## [PROBLEM TO SOLVE]
Read the lines that follow and tally those with the word "case"; give the number and nothing else.

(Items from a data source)
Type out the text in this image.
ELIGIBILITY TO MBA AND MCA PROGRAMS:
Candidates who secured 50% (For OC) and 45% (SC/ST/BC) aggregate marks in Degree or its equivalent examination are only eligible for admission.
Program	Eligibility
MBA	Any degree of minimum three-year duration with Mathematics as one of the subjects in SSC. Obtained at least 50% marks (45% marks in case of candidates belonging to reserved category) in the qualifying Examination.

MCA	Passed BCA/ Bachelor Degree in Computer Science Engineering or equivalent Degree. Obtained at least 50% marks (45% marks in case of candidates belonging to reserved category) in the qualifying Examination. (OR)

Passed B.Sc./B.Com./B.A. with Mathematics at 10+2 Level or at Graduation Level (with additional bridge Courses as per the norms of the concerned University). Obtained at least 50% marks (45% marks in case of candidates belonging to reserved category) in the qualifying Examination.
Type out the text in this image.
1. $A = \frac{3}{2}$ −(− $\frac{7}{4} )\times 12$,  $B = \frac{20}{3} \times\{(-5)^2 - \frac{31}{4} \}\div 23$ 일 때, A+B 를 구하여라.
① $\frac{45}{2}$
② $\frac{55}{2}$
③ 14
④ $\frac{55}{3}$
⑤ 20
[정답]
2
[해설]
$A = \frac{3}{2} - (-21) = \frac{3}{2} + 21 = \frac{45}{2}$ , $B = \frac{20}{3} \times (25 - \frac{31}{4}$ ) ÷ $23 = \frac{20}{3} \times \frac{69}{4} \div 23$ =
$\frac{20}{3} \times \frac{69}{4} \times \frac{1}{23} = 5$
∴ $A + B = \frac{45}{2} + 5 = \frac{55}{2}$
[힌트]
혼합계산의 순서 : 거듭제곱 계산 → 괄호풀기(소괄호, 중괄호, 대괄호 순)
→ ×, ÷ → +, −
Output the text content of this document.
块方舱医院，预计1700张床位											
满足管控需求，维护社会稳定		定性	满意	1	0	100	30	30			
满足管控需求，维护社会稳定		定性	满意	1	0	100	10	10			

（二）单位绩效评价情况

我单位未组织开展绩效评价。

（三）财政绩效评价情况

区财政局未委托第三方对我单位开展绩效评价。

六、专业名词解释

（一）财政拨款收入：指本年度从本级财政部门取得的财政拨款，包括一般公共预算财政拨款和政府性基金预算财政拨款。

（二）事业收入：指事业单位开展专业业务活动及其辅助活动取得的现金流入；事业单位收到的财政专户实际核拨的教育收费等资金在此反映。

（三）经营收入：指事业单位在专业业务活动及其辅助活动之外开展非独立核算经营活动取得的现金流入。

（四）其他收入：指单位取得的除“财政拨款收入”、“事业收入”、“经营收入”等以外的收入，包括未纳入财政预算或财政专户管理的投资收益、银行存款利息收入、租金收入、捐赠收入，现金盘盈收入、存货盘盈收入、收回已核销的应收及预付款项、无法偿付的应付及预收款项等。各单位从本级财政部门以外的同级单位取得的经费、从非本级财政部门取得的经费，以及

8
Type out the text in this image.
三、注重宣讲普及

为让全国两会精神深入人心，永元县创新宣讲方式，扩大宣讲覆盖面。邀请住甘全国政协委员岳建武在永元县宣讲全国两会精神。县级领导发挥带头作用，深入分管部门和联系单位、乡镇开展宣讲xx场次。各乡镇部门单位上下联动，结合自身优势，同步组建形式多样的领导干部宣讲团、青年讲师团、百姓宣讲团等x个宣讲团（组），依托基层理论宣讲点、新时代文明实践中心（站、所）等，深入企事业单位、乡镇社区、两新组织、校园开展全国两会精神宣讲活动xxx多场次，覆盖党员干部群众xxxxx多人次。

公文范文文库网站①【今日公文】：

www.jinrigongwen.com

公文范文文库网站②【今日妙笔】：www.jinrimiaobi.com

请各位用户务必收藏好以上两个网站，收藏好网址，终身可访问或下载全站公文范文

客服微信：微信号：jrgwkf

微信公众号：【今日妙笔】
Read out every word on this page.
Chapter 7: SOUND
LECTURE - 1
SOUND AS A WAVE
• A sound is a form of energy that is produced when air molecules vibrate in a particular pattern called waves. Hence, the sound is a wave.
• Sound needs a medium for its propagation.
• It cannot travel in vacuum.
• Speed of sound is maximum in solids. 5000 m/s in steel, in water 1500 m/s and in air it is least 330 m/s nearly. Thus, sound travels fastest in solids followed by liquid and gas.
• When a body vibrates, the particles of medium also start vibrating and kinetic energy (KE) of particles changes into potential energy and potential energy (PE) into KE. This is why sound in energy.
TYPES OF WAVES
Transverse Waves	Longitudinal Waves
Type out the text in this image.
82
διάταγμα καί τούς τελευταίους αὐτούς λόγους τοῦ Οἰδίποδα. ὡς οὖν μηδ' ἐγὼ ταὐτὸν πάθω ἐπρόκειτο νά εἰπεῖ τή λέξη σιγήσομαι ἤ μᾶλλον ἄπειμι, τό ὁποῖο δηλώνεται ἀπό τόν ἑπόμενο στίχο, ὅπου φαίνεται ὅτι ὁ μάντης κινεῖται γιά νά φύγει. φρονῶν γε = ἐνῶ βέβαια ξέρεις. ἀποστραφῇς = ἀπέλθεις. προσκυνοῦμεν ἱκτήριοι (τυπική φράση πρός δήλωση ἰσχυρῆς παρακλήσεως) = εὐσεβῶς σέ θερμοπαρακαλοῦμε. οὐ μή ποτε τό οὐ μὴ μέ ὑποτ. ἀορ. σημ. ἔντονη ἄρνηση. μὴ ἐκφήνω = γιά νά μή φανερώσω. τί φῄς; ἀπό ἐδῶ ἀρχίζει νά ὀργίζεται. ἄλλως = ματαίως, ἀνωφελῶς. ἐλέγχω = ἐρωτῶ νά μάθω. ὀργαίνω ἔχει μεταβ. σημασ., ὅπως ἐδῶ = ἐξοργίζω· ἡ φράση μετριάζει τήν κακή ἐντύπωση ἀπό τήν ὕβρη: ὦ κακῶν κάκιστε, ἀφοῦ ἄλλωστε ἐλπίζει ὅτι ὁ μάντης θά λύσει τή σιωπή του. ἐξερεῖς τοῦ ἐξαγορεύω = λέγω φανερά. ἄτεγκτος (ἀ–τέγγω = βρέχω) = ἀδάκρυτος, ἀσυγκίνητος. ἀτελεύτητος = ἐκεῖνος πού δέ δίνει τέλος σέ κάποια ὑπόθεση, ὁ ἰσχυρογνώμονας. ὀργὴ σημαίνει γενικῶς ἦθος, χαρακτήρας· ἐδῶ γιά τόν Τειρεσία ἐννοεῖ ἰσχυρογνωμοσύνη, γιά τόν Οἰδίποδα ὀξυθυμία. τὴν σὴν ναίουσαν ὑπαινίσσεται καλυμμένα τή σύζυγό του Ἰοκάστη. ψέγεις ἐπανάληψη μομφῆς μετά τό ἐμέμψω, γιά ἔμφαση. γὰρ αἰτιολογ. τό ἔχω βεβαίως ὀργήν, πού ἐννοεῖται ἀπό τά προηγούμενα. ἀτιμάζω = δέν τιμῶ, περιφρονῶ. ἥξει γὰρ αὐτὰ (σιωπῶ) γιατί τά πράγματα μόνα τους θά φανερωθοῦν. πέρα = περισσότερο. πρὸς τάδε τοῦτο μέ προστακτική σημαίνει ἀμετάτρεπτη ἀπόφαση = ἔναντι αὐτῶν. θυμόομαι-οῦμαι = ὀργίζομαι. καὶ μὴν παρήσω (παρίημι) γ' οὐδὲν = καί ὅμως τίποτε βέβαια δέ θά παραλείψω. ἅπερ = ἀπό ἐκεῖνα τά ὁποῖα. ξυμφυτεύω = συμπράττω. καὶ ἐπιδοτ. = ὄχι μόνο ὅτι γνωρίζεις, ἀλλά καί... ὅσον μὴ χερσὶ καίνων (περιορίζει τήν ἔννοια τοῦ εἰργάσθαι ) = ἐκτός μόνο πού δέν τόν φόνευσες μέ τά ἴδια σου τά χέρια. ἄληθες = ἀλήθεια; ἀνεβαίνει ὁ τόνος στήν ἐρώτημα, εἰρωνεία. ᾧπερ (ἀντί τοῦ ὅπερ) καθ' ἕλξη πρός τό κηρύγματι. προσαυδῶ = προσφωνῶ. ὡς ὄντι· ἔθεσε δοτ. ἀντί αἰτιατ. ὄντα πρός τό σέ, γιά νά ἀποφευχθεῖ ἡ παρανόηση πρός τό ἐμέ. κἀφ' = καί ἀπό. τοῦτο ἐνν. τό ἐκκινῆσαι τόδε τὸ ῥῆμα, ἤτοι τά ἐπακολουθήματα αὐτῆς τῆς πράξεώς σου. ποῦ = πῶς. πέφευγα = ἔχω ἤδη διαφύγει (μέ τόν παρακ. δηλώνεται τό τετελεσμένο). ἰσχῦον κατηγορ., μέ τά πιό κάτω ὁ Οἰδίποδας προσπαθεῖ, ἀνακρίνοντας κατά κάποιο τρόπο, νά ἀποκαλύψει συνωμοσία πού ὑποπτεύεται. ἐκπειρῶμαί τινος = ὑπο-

## [RIGHT ANSWER]
3